WHAT IS BEING ASKED — Render the following material again verbatim, leaving nothing out.

— Start INFORMATION GIVEN —

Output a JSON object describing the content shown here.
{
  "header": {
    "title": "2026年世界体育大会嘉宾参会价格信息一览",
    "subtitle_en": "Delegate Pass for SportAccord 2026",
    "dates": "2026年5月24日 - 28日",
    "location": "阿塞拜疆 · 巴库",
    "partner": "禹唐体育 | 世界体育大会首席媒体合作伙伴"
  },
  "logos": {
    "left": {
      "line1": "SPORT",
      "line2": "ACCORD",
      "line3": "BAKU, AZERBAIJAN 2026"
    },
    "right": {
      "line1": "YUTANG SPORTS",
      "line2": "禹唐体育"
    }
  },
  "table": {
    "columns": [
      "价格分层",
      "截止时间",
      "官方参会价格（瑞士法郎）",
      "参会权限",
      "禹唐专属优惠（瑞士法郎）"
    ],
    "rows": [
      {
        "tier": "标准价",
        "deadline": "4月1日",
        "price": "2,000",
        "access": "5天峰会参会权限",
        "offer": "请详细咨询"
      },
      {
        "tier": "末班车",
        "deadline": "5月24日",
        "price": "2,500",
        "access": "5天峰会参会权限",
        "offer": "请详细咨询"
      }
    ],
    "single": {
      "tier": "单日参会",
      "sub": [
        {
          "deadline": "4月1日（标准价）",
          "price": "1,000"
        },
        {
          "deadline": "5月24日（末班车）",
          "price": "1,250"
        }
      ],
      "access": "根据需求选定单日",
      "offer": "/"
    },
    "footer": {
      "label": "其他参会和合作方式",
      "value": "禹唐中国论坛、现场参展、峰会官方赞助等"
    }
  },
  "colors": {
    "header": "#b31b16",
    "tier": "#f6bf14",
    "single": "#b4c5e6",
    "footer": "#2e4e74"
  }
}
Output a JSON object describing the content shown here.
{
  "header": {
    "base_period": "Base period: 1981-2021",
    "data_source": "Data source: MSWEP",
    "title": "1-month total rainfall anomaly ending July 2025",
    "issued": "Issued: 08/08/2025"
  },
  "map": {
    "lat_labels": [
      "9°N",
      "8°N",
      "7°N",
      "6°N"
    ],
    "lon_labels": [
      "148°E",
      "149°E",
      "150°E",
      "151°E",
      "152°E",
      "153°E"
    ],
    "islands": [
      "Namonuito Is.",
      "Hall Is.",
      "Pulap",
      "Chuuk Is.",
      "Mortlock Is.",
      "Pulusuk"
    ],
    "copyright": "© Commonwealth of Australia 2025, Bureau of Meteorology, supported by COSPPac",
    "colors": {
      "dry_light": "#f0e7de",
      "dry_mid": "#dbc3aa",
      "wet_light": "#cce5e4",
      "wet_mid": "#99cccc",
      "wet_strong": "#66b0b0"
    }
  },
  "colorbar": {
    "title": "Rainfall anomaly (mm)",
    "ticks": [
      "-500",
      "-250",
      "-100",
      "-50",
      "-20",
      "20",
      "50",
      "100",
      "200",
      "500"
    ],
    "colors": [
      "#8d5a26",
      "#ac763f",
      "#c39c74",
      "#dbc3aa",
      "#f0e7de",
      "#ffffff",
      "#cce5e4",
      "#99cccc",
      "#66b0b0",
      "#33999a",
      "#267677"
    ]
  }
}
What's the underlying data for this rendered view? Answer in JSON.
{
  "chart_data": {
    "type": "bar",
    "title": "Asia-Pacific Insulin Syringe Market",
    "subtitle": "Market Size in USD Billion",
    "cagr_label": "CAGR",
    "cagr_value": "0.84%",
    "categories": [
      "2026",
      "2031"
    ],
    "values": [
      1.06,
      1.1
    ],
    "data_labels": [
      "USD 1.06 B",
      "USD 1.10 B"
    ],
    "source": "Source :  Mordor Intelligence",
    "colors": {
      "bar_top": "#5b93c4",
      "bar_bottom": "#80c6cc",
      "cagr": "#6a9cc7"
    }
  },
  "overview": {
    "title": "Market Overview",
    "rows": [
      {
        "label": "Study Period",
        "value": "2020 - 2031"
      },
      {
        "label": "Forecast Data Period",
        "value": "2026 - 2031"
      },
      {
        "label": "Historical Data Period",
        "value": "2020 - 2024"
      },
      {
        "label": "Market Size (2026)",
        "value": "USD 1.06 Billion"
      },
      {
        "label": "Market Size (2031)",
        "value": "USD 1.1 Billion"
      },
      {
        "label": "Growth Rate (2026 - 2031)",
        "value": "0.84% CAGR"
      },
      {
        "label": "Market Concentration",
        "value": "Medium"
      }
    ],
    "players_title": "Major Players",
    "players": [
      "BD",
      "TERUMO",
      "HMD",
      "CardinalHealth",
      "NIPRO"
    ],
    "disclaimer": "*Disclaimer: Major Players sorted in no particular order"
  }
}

— End INFORMATION GIVEN —

THE REPLY —
Output a JSON object describing the content shown here.
{
  "header": {
    "title": "2026年世界体育大会嘉宾参会价格信息一览",
    "subtitle_en": "Delegate Pass for SportAccord 2026",
    "dates": "2026年5月24日 - 28日",
    "location": "阿塞拜疆 · 巴库",
    "partner": "禹唐体育 | 世界体育大会首席媒体合作伙伴"
  },
  "logos": {
    "left": {
      "line1": "SPORT",
      "line2": "ACCORD",
      "line3": "BAKU, AZERBAIJAN 2026"
    },
    "right": {
      "line1": "YUTANG SPORTS",
      "line2": "禹唐体育"
    }
  },
  "table": {
    "columns": [
      "价格分层",
      "截止时间",
      "官方参会价格（瑞士法郎）",
      "参会权限",
      "禹唐专属优惠（瑞士法郎）"
    ],
    "rows": [
      {
        "tier": "标准价",
        "deadline": "4月1日",
        "price": "2,000",
        "access": "5天峰会参会权限",
        "offer": "请详细咨询"
      },
      {
        "tier": "末班车",
        "deadline": "5月24日",
        "price": "2,500",
        "access": "5天峰会参会权限",
        "offer": "请详细咨询"
      }
    ],
    "single": {
      "tier": "单日参会",
      "sub": [
        {
          "deadline": "4月1日（标准价）",
          "price": "1,000"
        },
        {
          "deadline": "5月24日（末班车）",
          "price": "1,250"
        }
      ],
      "access": "根据需求选定单日",
      "offer": "/"
    },
    "footer": {
      "label": "其他参会和合作方式",
      "value": "禹唐中国论坛、现场参展、峰会官方赞助等"
    }
  },
  "colors": {
    "header": "#b31b16",
    "tier": "#f6bf14",
    "single": "#b4c5e6",
    "footer": "#2e4e74"
  }
}
Output a JSON object describing the content shown here.
{
  "header": {
    "base_period": "Base period: 1981-2021",
    "data_source": "Data source: MSWEP",
    "title": "1-month total rainfall anomaly ending July 2025",
    "issued": "Issued: 08/08/2025"
  },
  "map": {
    "lat_labels": [
      "9°N",
      "8°N",
      "7°N",
      "6°N"
    ],
    "lon_labels": [
      "148°E",
      "149°E",
      "150°E",
      "151°E",
      "152°E",
      "153°E"
    ],
    "islands": [
      "Namonuito Is.",
      "Hall Is.",
      "Pulap",
      "Chuuk Is.",
      "Mortlock Is.",
      "Pulusuk"
    ],
    "copyright": "© Commonwealth of Australia 2025, Bureau of Meteorology, supported by COSPPac",
    "colors": {
      "dry_light": "#f0e7de",
      "dry_mid": "#dbc3aa",
      "wet_light": "#cce5e4",
      "wet_mid": "#99cccc",
      "wet_strong": "#66b0b0"
    }
  },
  "colorbar": {
    "title": "Rainfall anomaly (mm)",
    "ticks": [
      "-500",
      "-250",
      "-100",
      "-50",
      "-20",
      "20",
      "50",
      "100",
      "200",
      "500"
    ],
    "colors": [
      "#8d5a26",
      "#ac763f",
      "#c39c74",
      "#dbc3aa",
      "#f0e7de",
      "#ffffff",
      "#cce5e4",
      "#99cccc",
      "#66b0b0",
      "#33999a",
      "#267677"
    ]
  }
}
What's the underlying data for this rendered view? Answer in JSON.
{
  "chart_data": {
    "type": "bar",
    "title": "Asia-Pacific Insulin Syringe Market",
    "subtitle": "Market Size in USD Billion",
    "cagr_label": "CAGR",
    "cagr_value": "0.84%",
    "categories": [
      "2026",
      "2031"
    ],
    "values": [
      1.06,
      1.1
    ],
    "data_labels": [
      "USD 1.06 B",
      "USD 1.10 B"
    ],
    "source": "Source :  Mordor Intelligence",
    "colors": {
      "bar_top": "#5b93c4",
      "bar_bottom": "#80c6cc",
      "cagr": "#6a9cc7"
    }
  },
  "overview": {
    "title": "Market Overview",
    "rows": [
      {
        "label": "Study Period",
        "value": "2020 - 2031"
      },
      {
        "label": "Forecast Data Period",
        "value": "2026 - 2031"
      },
      {
        "label": "Historical Data Period",
        "value": "2020 - 2024"
      },
      {
        "label": "Market Size (2026)",
        "value": "USD 1.06 Billion"
      },
      {
        "label": "Market Size (2031)",
        "value": "USD 1.1 Billion"
      },
      {
        "label": "Growth Rate (2026 - 2031)",
        "value": "0.84% CAGR"
      },
      {
        "label": "Market Concentration",
        "value": "Medium"
      }
    ],
    "players_title": "Major Players",
    "players": [
      "BD",
      "TERUMO",
      "HMD",
      "CardinalHealth",
      "NIPRO"
    ],
    "disclaimer": "*Disclaimer: Major Players sorted in no particular order"
  }
}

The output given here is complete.